Pull each line containing "billing" out of the data and copy it.
[[ Exercise materials open ]]
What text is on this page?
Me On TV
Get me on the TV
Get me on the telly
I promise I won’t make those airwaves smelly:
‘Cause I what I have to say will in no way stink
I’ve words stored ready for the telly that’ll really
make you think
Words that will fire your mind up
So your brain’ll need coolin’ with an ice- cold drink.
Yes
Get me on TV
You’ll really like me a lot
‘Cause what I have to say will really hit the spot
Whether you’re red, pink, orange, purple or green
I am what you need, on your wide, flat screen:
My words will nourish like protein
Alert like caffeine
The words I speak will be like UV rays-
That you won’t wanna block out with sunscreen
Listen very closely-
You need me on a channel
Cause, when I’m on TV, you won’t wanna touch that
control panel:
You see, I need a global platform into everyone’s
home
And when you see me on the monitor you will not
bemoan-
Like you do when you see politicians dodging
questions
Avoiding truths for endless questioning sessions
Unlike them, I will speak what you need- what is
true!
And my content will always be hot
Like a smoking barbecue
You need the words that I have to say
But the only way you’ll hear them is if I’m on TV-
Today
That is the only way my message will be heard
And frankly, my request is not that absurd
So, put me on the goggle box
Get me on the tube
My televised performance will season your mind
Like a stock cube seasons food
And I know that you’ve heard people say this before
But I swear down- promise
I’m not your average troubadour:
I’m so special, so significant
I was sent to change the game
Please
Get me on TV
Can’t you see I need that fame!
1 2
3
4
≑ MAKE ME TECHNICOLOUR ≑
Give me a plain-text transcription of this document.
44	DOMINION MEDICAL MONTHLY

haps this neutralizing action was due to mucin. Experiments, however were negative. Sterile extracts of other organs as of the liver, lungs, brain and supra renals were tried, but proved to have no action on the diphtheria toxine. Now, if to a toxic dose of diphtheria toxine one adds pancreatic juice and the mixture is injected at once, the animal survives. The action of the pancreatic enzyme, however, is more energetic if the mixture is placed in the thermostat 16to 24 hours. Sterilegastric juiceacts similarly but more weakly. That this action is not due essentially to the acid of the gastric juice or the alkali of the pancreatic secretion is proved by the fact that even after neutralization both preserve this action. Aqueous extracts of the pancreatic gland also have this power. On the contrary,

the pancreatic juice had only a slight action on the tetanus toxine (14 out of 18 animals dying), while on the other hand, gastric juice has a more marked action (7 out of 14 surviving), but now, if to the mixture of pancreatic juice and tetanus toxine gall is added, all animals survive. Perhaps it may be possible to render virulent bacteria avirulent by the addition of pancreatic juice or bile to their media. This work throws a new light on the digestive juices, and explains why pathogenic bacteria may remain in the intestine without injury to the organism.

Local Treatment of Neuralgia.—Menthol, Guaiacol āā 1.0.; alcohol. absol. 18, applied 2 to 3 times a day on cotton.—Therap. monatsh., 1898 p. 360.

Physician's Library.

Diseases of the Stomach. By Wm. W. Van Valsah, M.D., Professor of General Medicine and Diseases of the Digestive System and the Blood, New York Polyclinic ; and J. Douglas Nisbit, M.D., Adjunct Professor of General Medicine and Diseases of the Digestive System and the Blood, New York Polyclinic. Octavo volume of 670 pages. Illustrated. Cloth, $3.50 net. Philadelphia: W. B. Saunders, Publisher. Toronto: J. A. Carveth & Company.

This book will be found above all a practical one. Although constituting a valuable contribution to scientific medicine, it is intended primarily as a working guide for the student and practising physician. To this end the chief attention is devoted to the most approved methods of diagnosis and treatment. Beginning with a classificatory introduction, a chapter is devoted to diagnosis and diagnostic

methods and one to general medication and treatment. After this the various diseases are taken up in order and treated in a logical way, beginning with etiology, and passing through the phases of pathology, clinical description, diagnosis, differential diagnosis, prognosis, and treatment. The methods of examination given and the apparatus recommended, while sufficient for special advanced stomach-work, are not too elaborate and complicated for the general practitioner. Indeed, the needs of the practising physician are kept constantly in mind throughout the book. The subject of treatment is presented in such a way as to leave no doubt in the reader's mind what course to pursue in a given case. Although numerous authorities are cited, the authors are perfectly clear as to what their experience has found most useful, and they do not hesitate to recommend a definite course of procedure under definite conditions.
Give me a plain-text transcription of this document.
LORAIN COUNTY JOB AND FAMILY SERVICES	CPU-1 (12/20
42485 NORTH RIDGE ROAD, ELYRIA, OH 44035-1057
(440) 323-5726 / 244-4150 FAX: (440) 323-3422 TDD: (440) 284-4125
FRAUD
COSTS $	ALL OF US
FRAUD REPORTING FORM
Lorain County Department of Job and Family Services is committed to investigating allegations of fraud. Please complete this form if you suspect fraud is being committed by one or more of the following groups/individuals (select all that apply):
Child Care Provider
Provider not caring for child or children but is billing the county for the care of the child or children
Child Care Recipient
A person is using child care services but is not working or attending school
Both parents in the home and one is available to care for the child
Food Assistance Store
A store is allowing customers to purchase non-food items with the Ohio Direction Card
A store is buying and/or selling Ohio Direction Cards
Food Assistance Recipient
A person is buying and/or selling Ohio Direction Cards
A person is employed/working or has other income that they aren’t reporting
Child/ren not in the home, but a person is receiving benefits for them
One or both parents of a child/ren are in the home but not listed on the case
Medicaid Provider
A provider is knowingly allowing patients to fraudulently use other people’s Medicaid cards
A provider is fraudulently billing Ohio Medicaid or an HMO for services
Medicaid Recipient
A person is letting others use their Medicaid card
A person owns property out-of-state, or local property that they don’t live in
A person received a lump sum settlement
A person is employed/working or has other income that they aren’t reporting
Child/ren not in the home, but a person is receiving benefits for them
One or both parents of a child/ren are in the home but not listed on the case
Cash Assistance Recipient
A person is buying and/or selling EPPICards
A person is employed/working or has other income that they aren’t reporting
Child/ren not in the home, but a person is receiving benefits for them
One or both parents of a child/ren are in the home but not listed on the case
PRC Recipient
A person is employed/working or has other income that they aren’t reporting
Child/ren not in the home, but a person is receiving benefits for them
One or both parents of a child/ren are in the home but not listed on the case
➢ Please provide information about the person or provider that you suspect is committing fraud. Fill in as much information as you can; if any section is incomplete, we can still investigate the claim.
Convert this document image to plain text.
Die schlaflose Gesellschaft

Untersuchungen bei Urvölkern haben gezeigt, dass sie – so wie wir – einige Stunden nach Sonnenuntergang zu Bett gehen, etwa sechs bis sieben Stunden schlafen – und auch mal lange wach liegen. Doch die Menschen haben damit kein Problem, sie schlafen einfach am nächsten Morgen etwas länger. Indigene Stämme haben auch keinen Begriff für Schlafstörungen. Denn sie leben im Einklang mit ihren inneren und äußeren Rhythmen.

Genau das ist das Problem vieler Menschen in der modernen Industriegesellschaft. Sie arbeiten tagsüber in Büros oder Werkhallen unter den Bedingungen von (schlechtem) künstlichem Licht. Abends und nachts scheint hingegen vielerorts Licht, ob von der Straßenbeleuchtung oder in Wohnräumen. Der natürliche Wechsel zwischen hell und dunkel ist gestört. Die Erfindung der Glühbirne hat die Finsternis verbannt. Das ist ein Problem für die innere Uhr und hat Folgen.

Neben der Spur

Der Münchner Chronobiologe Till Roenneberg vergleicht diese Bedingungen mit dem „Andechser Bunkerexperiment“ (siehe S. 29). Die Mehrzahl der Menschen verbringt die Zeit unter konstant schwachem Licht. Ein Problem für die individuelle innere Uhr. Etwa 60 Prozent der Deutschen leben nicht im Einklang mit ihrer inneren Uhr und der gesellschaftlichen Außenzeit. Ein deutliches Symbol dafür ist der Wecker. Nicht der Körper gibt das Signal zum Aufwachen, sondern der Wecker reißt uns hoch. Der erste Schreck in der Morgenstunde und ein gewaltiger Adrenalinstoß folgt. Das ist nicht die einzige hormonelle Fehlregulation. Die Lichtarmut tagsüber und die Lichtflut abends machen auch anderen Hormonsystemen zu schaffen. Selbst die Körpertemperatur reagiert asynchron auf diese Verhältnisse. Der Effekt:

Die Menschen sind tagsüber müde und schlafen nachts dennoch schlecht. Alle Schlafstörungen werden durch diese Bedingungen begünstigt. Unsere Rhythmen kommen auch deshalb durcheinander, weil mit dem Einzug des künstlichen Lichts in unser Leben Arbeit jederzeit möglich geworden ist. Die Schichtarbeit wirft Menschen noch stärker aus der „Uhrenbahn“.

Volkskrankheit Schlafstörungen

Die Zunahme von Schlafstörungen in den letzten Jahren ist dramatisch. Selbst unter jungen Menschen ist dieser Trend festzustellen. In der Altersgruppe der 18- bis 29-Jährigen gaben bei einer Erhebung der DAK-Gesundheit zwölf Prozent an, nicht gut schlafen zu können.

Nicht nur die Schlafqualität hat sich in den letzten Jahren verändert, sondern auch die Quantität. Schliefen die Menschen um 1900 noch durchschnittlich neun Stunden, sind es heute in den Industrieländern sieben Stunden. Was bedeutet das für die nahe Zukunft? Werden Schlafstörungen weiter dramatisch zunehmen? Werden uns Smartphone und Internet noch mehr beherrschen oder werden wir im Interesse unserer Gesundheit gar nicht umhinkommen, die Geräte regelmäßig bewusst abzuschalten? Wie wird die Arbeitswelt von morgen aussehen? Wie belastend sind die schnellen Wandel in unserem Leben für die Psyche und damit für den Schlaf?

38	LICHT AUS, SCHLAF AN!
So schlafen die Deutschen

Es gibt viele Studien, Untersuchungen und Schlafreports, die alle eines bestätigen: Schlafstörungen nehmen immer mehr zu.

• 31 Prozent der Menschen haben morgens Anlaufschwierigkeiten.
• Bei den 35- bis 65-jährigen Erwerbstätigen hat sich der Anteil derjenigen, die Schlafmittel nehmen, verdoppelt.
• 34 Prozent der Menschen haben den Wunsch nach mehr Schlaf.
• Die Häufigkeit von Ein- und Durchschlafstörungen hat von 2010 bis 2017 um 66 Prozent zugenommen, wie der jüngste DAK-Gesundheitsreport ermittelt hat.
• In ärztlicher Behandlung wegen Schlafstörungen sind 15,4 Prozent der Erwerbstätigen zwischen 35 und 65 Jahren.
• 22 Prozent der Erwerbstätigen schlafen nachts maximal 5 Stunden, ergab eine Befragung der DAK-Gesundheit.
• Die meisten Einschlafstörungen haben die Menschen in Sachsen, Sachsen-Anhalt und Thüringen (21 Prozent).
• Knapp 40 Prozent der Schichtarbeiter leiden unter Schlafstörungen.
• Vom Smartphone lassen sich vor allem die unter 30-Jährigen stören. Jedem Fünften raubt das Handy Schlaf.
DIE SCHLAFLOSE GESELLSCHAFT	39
[[ Exercise materials closed ]]
= Answer for this exercise =
Provider not caring for child or children but is billing the county for the care of the child or children
A provider is fraudulently billing Ohio Medicaid or an HMO for services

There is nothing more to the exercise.